» Problem to solve
Type every record exactly as it appears.

» Supplied data
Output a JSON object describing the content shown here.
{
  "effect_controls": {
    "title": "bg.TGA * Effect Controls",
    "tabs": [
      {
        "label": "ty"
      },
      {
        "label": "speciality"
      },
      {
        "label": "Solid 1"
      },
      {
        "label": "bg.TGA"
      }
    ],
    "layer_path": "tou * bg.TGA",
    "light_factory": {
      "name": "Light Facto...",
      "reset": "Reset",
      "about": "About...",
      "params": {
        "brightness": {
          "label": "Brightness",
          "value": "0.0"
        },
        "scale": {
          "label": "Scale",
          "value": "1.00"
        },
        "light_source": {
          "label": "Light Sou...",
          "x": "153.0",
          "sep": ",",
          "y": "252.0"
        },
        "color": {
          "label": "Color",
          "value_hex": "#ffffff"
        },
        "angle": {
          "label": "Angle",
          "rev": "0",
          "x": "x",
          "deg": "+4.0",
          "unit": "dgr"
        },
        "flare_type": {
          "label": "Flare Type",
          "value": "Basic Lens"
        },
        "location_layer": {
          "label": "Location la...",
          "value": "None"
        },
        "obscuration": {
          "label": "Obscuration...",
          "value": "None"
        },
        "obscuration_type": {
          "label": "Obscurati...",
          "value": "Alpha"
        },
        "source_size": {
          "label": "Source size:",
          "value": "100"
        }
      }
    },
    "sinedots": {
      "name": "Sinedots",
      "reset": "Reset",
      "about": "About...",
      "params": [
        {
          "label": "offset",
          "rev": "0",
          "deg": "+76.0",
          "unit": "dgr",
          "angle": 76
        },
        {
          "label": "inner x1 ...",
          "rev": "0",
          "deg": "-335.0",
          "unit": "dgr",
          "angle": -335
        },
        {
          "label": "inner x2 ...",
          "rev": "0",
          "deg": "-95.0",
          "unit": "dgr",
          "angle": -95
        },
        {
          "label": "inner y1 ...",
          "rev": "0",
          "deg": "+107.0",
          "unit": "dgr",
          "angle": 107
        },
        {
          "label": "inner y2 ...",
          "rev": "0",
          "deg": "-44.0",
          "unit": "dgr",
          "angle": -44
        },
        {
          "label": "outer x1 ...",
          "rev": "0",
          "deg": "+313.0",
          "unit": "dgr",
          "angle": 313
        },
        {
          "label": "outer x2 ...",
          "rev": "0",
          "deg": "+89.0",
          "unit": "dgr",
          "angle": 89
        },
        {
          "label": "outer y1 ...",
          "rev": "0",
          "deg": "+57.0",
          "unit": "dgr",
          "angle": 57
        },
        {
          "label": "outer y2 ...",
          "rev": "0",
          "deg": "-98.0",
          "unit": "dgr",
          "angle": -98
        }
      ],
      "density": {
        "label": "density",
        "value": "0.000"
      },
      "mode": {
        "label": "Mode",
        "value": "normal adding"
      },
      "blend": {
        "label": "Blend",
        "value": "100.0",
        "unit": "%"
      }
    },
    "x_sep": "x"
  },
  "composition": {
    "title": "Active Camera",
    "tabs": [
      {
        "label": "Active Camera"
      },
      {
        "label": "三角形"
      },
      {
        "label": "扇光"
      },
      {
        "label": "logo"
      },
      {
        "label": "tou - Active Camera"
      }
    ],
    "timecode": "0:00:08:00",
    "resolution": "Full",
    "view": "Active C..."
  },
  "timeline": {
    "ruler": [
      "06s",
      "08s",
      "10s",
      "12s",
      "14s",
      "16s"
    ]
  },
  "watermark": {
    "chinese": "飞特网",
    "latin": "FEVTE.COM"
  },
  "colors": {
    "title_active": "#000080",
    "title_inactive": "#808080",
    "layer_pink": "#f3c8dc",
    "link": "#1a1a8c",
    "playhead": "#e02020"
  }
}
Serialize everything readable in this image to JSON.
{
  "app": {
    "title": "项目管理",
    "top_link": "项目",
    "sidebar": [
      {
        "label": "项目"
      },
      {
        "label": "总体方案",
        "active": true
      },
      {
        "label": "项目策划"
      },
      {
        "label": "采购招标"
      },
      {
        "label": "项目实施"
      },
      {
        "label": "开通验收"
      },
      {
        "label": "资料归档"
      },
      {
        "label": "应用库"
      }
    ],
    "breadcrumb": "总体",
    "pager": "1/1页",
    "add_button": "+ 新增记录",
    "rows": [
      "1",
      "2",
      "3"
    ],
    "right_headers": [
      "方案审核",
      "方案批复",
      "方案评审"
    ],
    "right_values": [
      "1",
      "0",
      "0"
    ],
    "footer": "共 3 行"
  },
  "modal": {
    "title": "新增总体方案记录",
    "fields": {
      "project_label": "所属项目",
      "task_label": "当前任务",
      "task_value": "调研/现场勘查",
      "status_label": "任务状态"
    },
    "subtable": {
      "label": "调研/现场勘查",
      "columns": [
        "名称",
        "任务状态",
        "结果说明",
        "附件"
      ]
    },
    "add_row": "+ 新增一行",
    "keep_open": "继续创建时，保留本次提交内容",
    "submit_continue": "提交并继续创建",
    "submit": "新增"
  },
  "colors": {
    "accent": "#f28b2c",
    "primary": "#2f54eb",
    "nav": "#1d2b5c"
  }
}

» Full response
Output a JSON object describing the content shown here.
{
  "effect_controls": {
    "title": "bg.TGA * Effect Controls",
    "tabs": [
      {
        "label": "ty"
      },
      {
        "label": "speciality"
      },
      {
        "label": "Solid 1"
      },
      {
        "label": "bg.TGA"
      }
    ],
    "layer_path": "tou * bg.TGA",
    "light_factory": {
      "name": "Light Facto...",
      "reset": "Reset",
      "about": "About...",
      "params": {
        "brightness": {
          "label": "Brightness",
          "value": "0.0"
        },
        "scale": {
          "label": "Scale",
          "value": "1.00"
        },
        "light_source": {
          "label": "Light Sou...",
          "x": "153.0",
          "sep": ",",
          "y": "252.0"
        },
        "color": {
          "label": "Color",
          "value_hex": "#ffffff"
        },
        "angle": {
          "label": "Angle",
          "rev": "0",
          "x": "x",
          "deg": "+4.0",
          "unit": "dgr"
        },
        "flare_type": {
          "label": "Flare Type",
          "value": "Basic Lens"
        },
        "location_layer": {
          "label": "Location la...",
          "value": "None"
        },
        "obscuration": {
          "label": "Obscuration...",
          "value": "None"
        },
        "obscuration_type": {
          "label": "Obscurati...",
          "value": "Alpha"
        },
        "source_size": {
          "label": "Source size:",
          "value": "100"
        }
      }
    },
    "sinedots": {
      "name": "Sinedots",
      "reset": "Reset",
      "about": "About...",
      "params": [
        {
          "label": "offset",
          "rev": "0",
          "deg": "+76.0",
          "unit": "dgr",
          "angle": 76
        },
        {
          "label": "inner x1 ...",
          "rev": "0",
          "deg": "-335.0",
          "unit": "dgr",
          "angle": -335
        },
        {
          "label": "inner x2 ...",
          "rev": "0",
          "deg": "-95.0",
          "unit": "dgr",
          "angle": -95
        },
        {
          "label": "inner y1 ...",
          "rev": "0",
          "deg": "+107.0",
          "unit": "dgr",
          "angle": 107
        },
        {
          "label": "inner y2 ...",
          "rev": "0",
          "deg": "-44.0",
          "unit": "dgr",
          "angle": -44
        },
        {
          "label": "outer x1 ...",
          "rev": "0",
          "deg": "+313.0",
          "unit": "dgr",
          "angle": 313
        },
        {
          "label": "outer x2 ...",
          "rev": "0",
          "deg": "+89.0",
          "unit": "dgr",
          "angle": 89
        },
        {
          "label": "outer y1 ...",
          "rev": "0",
          "deg": "+57.0",
          "unit": "dgr",
          "angle": 57
        },
        {
          "label": "outer y2 ...",
          "rev": "0",
          "deg": "-98.0",
          "unit": "dgr",
          "angle": -98
        }
      ],
      "density": {
        "label": "density",
        "value": "0.000"
      },
      "mode": {
        "label": "Mode",
        "value": "normal adding"
      },
      "blend": {
        "label": "Blend",
        "value": "100.0",
        "unit": "%"
      }
    },
    "x_sep": "x"
  },
  "composition": {
    "title": "Active Camera",
    "tabs": [
      {
        "label": "Active Camera"
      },
      {
        "label": "三角形"
      },
      {
        "label": "扇光"
      },
      {
        "label": "logo"
      },
      {
        "label": "tou - Active Camera"
      }
    ],
    "timecode": "0:00:08:00",
    "resolution": "Full",
    "view": "Active C..."
  },
  "timeline": {
    "ruler": [
      "06s",
      "08s",
      "10s",
      "12s",
      "14s",
      "16s"
    ]
  },
  "watermark": {
    "chinese": "飞特网",
    "latin": "FEVTE.COM"
  },
  "colors": {
    "title_active": "#000080",
    "title_inactive": "#808080",
    "layer_pink": "#f3c8dc",
    "link": "#1a1a8c",
    "playhead": "#e02020"
  }
}
Serialize everything readable in this image to JSON.
{
  "app": {
    "title": "项目管理",
    "top_link": "项目",
    "sidebar": [
      {
        "label": "项目"
      },
      {
        "label": "总体方案",
        "active": true
      },
      {
        "label": "项目策划"
      },
      {
        "label": "采购招标"
      },
      {
        "label": "项目实施"
      },
      {
        "label": "开通验收"
      },
      {
        "label": "资料归档"
      },
      {
        "label": "应用库"
      }
    ],
    "breadcrumb": "总体",
    "pager": "1/1页",
    "add_button": "+ 新增记录",
    "rows": [
      "1",
      "2",
      "3"
    ],
    "right_headers": [
      "方案审核",
      "方案批复",
      "方案评审"
    ],
    "right_values": [
      "1",
      "0",
      "0"
    ],
    "footer": "共 3 行"
  },
  "modal": {
    "title": "新增总体方案记录",
    "fields": {
      "project_label": "所属项目",
      "task_label": "当前任务",
      "task_value": "调研/现场勘查",
      "status_label": "任务状态"
    },
    "subtable": {
      "label": "调研/现场勘查",
      "columns": [
        "名称",
        "任务状态",
        "结果说明",
        "附件"
      ]
    },
    "add_row": "+ 新增一行",
    "keep_open": "继续创建时，保留本次提交内容",
    "submit_continue": "提交并继续创建",
    "submit": "新增"
  },
  "colors": {
    "accent": "#f28b2c",
    "primary": "#2f54eb",
    "nav": "#1d2b5c"
  }
}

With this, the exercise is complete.